_MATERIAL SUPPLIED_

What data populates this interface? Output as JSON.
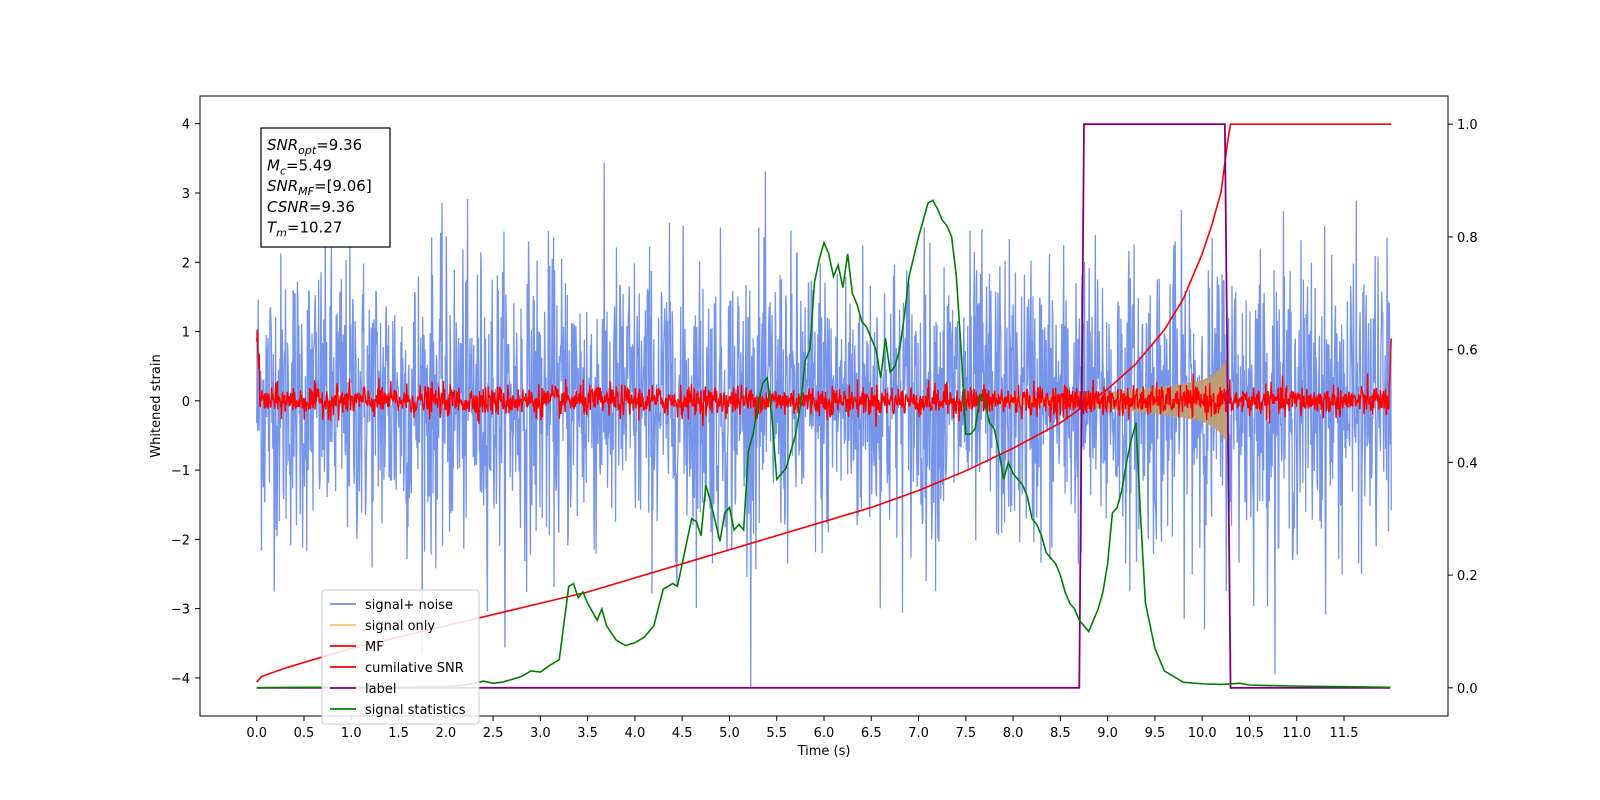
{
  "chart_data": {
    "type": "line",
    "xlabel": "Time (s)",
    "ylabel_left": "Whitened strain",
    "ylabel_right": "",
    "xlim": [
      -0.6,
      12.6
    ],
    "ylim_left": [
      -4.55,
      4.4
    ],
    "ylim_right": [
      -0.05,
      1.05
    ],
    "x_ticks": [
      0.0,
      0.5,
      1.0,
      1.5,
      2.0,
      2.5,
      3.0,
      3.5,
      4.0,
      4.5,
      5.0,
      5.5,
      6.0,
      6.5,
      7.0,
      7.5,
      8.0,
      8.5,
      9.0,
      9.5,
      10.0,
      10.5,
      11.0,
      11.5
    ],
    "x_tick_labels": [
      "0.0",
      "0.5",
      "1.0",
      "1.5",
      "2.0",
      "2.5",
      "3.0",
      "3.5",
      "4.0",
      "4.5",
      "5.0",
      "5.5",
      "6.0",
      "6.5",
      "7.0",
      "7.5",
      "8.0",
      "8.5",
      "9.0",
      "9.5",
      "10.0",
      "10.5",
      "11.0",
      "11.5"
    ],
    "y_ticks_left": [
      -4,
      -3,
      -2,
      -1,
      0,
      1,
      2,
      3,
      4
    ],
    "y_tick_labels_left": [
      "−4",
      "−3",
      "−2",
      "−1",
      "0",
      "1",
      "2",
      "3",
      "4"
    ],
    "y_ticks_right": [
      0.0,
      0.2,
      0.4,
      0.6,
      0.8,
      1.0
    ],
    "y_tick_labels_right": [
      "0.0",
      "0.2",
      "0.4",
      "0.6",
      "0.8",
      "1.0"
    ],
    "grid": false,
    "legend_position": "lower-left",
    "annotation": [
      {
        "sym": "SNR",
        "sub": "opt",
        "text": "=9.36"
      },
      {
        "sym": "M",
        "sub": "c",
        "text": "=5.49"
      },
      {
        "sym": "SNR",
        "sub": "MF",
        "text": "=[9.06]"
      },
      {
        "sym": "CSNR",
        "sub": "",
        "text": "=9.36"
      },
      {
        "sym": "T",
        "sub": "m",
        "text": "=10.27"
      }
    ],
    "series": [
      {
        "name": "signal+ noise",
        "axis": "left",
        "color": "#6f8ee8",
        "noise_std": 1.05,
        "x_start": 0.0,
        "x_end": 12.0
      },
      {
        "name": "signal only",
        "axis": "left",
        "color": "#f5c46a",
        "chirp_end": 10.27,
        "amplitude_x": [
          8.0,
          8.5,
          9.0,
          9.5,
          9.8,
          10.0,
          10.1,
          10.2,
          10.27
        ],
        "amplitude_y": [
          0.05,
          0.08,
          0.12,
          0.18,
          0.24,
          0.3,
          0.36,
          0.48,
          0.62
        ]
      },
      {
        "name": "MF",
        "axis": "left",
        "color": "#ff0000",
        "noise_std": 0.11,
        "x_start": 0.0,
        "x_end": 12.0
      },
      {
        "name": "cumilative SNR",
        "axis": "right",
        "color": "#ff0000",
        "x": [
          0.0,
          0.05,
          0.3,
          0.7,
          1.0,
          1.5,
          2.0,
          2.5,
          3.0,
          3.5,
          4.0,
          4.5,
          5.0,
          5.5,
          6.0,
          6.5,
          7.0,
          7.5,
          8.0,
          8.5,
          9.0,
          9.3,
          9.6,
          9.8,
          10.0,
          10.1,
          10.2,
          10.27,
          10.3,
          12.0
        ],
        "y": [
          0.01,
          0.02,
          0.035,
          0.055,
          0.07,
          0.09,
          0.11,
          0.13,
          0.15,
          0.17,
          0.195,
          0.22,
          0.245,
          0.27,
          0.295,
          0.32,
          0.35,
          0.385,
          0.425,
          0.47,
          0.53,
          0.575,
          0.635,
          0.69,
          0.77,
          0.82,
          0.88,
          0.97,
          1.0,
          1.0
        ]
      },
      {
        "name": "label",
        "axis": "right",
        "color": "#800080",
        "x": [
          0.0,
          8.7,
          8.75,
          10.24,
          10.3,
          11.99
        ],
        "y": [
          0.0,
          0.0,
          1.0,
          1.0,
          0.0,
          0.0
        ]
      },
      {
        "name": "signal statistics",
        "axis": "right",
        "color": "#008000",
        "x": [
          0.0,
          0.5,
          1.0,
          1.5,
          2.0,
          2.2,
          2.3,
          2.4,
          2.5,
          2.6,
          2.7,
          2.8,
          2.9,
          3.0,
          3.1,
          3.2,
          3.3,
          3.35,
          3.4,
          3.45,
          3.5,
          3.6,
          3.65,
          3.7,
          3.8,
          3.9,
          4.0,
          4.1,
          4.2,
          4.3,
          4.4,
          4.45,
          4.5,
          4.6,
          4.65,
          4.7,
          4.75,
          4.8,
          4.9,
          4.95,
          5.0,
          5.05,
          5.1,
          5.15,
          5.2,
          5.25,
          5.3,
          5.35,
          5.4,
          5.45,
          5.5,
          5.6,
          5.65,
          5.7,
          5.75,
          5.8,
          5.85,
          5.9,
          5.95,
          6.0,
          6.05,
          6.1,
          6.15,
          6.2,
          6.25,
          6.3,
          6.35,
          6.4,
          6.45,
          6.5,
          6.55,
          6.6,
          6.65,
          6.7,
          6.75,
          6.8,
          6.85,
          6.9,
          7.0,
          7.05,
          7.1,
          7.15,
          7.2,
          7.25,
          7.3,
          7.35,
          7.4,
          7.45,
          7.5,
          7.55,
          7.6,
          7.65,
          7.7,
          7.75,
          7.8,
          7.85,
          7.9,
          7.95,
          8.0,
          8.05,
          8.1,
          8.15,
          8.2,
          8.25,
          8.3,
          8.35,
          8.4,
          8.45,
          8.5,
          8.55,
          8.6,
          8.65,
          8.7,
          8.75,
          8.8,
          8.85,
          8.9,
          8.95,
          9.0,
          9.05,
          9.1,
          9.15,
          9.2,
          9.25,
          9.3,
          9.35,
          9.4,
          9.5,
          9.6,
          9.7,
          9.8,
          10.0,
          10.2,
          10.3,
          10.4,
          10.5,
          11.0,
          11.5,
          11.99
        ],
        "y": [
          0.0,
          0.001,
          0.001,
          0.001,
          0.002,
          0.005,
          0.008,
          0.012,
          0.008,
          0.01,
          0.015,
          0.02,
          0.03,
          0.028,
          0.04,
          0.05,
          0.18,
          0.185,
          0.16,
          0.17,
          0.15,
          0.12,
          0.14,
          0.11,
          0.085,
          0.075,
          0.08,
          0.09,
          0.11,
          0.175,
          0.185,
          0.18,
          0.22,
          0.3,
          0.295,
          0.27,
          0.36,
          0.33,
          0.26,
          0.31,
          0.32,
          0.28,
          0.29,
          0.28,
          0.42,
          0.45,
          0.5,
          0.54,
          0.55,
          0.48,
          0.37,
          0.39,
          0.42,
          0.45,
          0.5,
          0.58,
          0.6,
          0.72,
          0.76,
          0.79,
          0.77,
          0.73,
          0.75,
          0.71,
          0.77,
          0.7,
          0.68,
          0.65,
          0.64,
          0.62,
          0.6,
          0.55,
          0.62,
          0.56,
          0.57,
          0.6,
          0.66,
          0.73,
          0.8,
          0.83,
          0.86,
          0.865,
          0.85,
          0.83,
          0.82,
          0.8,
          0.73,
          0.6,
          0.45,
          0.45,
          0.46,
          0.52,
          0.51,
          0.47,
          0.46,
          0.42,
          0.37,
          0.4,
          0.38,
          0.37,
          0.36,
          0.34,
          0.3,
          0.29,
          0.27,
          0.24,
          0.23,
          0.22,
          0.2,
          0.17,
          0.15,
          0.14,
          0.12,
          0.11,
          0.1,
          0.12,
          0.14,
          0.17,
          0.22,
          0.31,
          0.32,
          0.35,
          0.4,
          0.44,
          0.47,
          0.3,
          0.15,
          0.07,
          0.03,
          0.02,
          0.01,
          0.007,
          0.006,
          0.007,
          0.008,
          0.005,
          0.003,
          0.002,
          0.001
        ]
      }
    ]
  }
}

_EXERCISE REQUIREMENTS_
Nothing but a number is needed here: how many lines hold the string "name"?

_RESULT FOR THIS TASK_
6